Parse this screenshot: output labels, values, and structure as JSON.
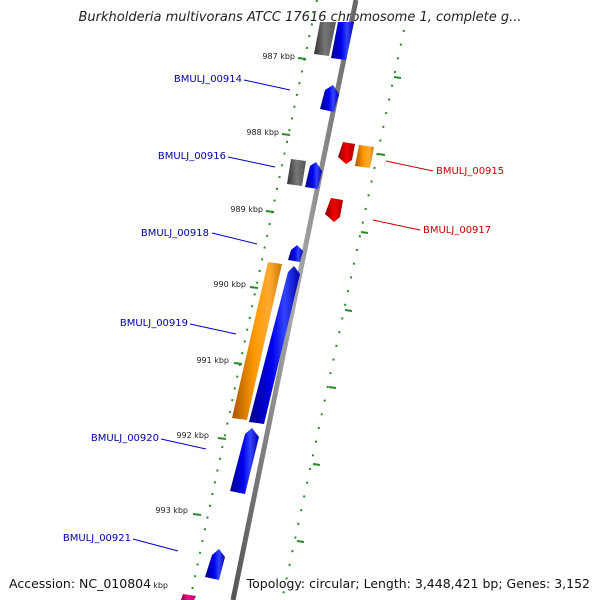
{
  "title": "Burkholderia multivorans ATCC 17616 chromosome 1, complete g...",
  "footer": {
    "accession": "Accession: NC_010804",
    "topology": "Topology: circular; Length: 3,448,421 bp; Genes: 3,152"
  },
  "colors": {
    "backbone": "#8a8a8a",
    "tick_marks": "#2a8a2a",
    "forward_label": "#0000aa",
    "reverse_label": "#cc0000",
    "gene_blue": "#0000ee",
    "gene_red": "#ee0000",
    "gene_orange": "#ff9900",
    "gene_gray": "#707070",
    "gene_pink": "#ee1188"
  },
  "ticks": [
    "987 kbp",
    "988 kbp",
    "989 kbp",
    "990 kbp",
    "991 kbp",
    "992 kbp",
    "993 kbp",
    "kbp"
  ],
  "gene_labels": {
    "forward": [
      "BMULJ_00914",
      "BMULJ_00916",
      "BMULJ_00918",
      "BMULJ_00919",
      "BMULJ_00920",
      "BMULJ_00921"
    ],
    "reverse": [
      "BMULJ_00915",
      "BMULJ_00917"
    ]
  }
}
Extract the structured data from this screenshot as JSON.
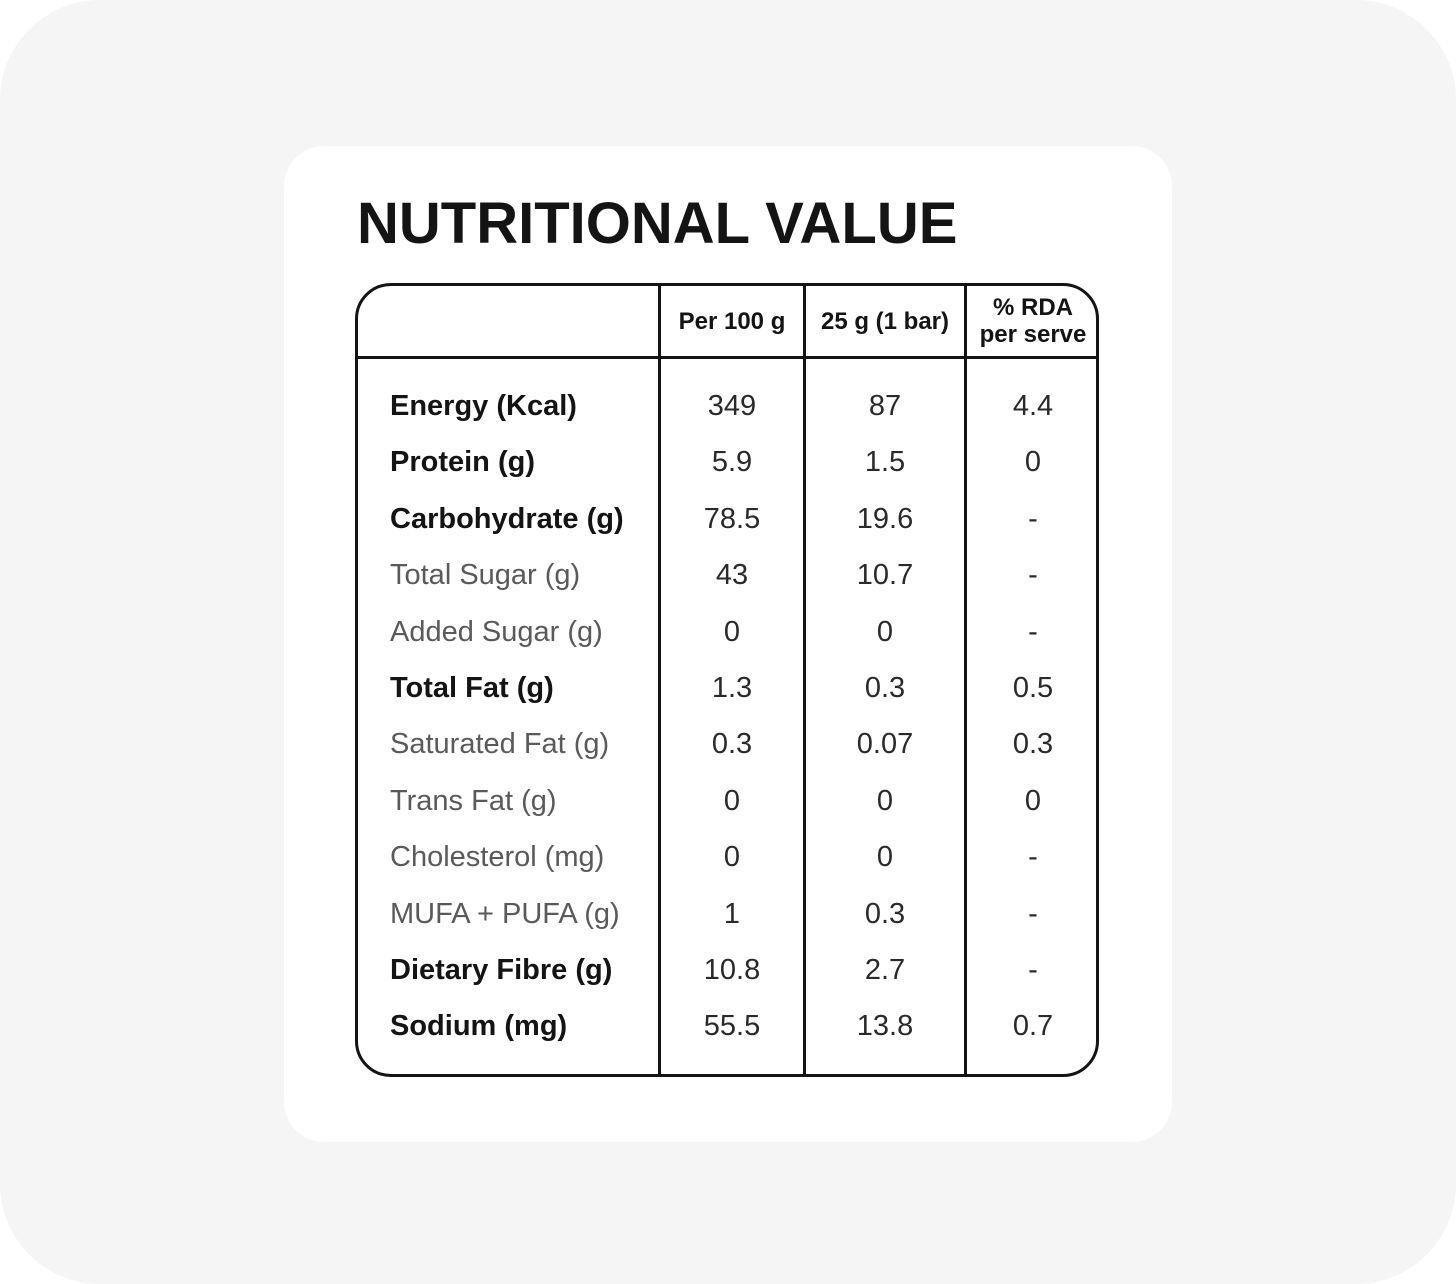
{
  "title": "NUTRITIONAL VALUE",
  "columns": [
    "Per 100 g",
    "25 g (1 bar)",
    "% RDA\nper serve"
  ],
  "rows": [
    {
      "label": "Energy (Kcal)",
      "per100": "349",
      "perBar": "87",
      "rda": "4.4",
      "bold": true
    },
    {
      "label": "Protein (g)",
      "per100": "5.9",
      "perBar": "1.5",
      "rda": "0",
      "bold": true
    },
    {
      "label": "Carbohydrate (g)",
      "per100": "78.5",
      "perBar": "19.6",
      "rda": "-",
      "bold": true
    },
    {
      "label": "Total Sugar (g)",
      "per100": "43",
      "perBar": "10.7",
      "rda": "-",
      "bold": false
    },
    {
      "label": "Added Sugar (g)",
      "per100": "0",
      "perBar": "0",
      "rda": "-",
      "bold": false
    },
    {
      "label": "Total Fat (g)",
      "per100": "1.3",
      "perBar": "0.3",
      "rda": "0.5",
      "bold": true
    },
    {
      "label": "Saturated Fat (g)",
      "per100": "0.3",
      "perBar": "0.07",
      "rda": "0.3",
      "bold": false
    },
    {
      "label": "Trans Fat (g)",
      "per100": "0",
      "perBar": "0",
      "rda": "0",
      "bold": false
    },
    {
      "label": "Cholesterol (mg)",
      "per100": "0",
      "perBar": "0",
      "rda": "-",
      "bold": false
    },
    {
      "label": "MUFA + PUFA (g)",
      "per100": "1",
      "perBar": "0.3",
      "rda": "-",
      "bold": false
    },
    {
      "label": "Dietary Fibre (g)",
      "per100": "10.8",
      "perBar": "2.7",
      "rda": "-",
      "bold": true
    },
    {
      "label": "Sodium (mg)",
      "per100": "55.5",
      "perBar": "13.8",
      "rda": "0.7",
      "bold": true
    }
  ]
}
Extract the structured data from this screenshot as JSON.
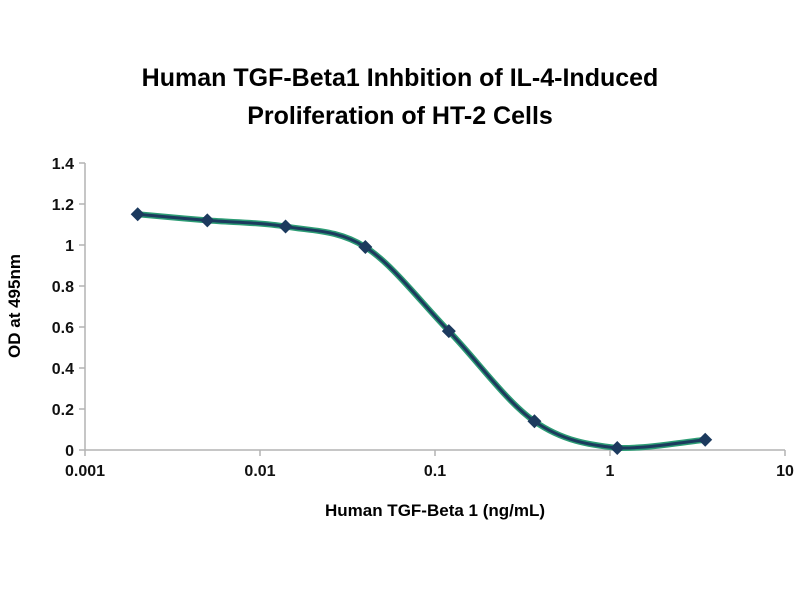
{
  "title": "Human TGF-Beta1 Inhbition of IL-4-Induced Proliferation of HT-2 Cells",
  "chart_data": {
    "type": "line",
    "title": "Human TGF-Beta1 Inhbition of IL-4-Induced Proliferation of HT-2 Cells",
    "xlabel": "Human TGF-Beta 1 (ng/mL)",
    "ylabel": "OD at 495nm",
    "x_scale": "log",
    "xlim": [
      0.001,
      10
    ],
    "ylim": [
      0,
      1.4
    ],
    "grid": false,
    "legend": "none",
    "x_ticks": [
      0.001,
      0.01,
      0.1,
      1,
      10
    ],
    "x_tick_labels": [
      "0.001",
      "0.01",
      "0.1",
      "1",
      "10"
    ],
    "y_ticks": [
      0,
      0.2,
      0.4,
      0.6,
      0.8,
      1,
      1.2,
      1.4
    ],
    "y_tick_labels": [
      "0",
      "0.2",
      "0.4",
      "0.6",
      "0.8",
      "1",
      "1.2",
      "1.4"
    ],
    "x": [
      0.002,
      0.005,
      0.014,
      0.04,
      0.12,
      0.37,
      1.1,
      3.5
    ],
    "series": [
      {
        "name": "OD at 495nm",
        "values": [
          1.15,
          1.12,
          1.09,
          0.99,
          0.58,
          0.14,
          0.01,
          0.05
        ]
      }
    ],
    "marker": "diamond",
    "colors": {
      "line_main": "#1c3a5e",
      "line_underlay": "#2c9c74",
      "marker_fill": "#1c3a5e",
      "axis": "#b3b3b3",
      "text": "#000000"
    }
  }
}
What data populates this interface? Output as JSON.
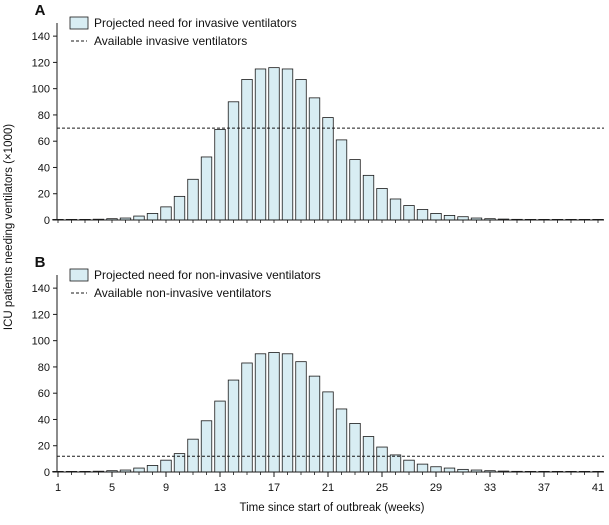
{
  "colors": {
    "bar_fill": "#d8edf3",
    "bar_stroke": "#1a1a1a",
    "axis": "#1a1a1a",
    "threshold_line": "#1a1a1a"
  },
  "shared": {
    "ylabel": "ICU patients needing ventilators (×1000)",
    "xlabel": "Time since start of outbreak (weeks)"
  },
  "chart_data": [
    {
      "type": "bar",
      "panel": "A",
      "x": [
        1,
        2,
        3,
        4,
        5,
        6,
        7,
        8,
        9,
        10,
        11,
        12,
        13,
        14,
        15,
        16,
        17,
        18,
        19,
        20,
        21,
        22,
        23,
        24,
        25,
        26,
        27,
        28,
        29,
        30,
        31,
        32,
        33,
        34,
        35,
        36,
        37,
        38,
        39,
        40,
        41
      ],
      "series": [
        {
          "name": "Projected need for invasive ventilators",
          "values": [
            0.2,
            0.3,
            0.4,
            0.6,
            1,
            1.5,
            3,
            5,
            10,
            18,
            31,
            48,
            69,
            90,
            107,
            115,
            116,
            115,
            107,
            93,
            78,
            61,
            46,
            34,
            24,
            16,
            11,
            8,
            5,
            3.5,
            2.5,
            1.5,
            1,
            0.7,
            0.5,
            0.3,
            0.2,
            0.2,
            0.1,
            0.1,
            0.1
          ]
        }
      ],
      "threshold": {
        "name": "Available invasive ventilators",
        "value": 70,
        "style": "dashed"
      },
      "ylim": [
        0,
        150
      ],
      "yticks": [
        0,
        20,
        40,
        60,
        80,
        100,
        120,
        140
      ],
      "xlim": [
        1,
        41
      ],
      "legend_placement": "top-left",
      "grid": false
    },
    {
      "type": "bar",
      "panel": "B",
      "x": [
        1,
        2,
        3,
        4,
        5,
        6,
        7,
        8,
        9,
        10,
        11,
        12,
        13,
        14,
        15,
        16,
        17,
        18,
        19,
        20,
        21,
        22,
        23,
        24,
        25,
        26,
        27,
        28,
        29,
        30,
        31,
        32,
        33,
        34,
        35,
        36,
        37,
        38,
        39,
        40,
        41
      ],
      "series": [
        {
          "name": "Projected need for non-invasive ventilators",
          "values": [
            0.2,
            0.3,
            0.4,
            0.6,
            1,
            1.5,
            3,
            5,
            9,
            14,
            25,
            39,
            54,
            70,
            83,
            90,
            91,
            90,
            84,
            73,
            61,
            48,
            37,
            27,
            19,
            13,
            9,
            6,
            4,
            3,
            2,
            1.5,
            1,
            0.7,
            0.5,
            0.3,
            0.2,
            0.2,
            0.1,
            0.1,
            0.1
          ]
        }
      ],
      "threshold": {
        "name": "Available non-invasive ventilators",
        "value": 12,
        "style": "dashed"
      },
      "ylim": [
        0,
        150
      ],
      "yticks": [
        0,
        20,
        40,
        60,
        80,
        100,
        120,
        140
      ],
      "xticks": [
        1,
        5,
        9,
        13,
        17,
        21,
        25,
        29,
        33,
        37,
        41
      ],
      "xlim": [
        1,
        41
      ],
      "legend_placement": "top-left",
      "grid": false
    }
  ]
}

> _WORK REQUIRED_
State how many lines in the material contain "xlabel", giving nothing besides the count.

> _EXERCISE ANSWER_
2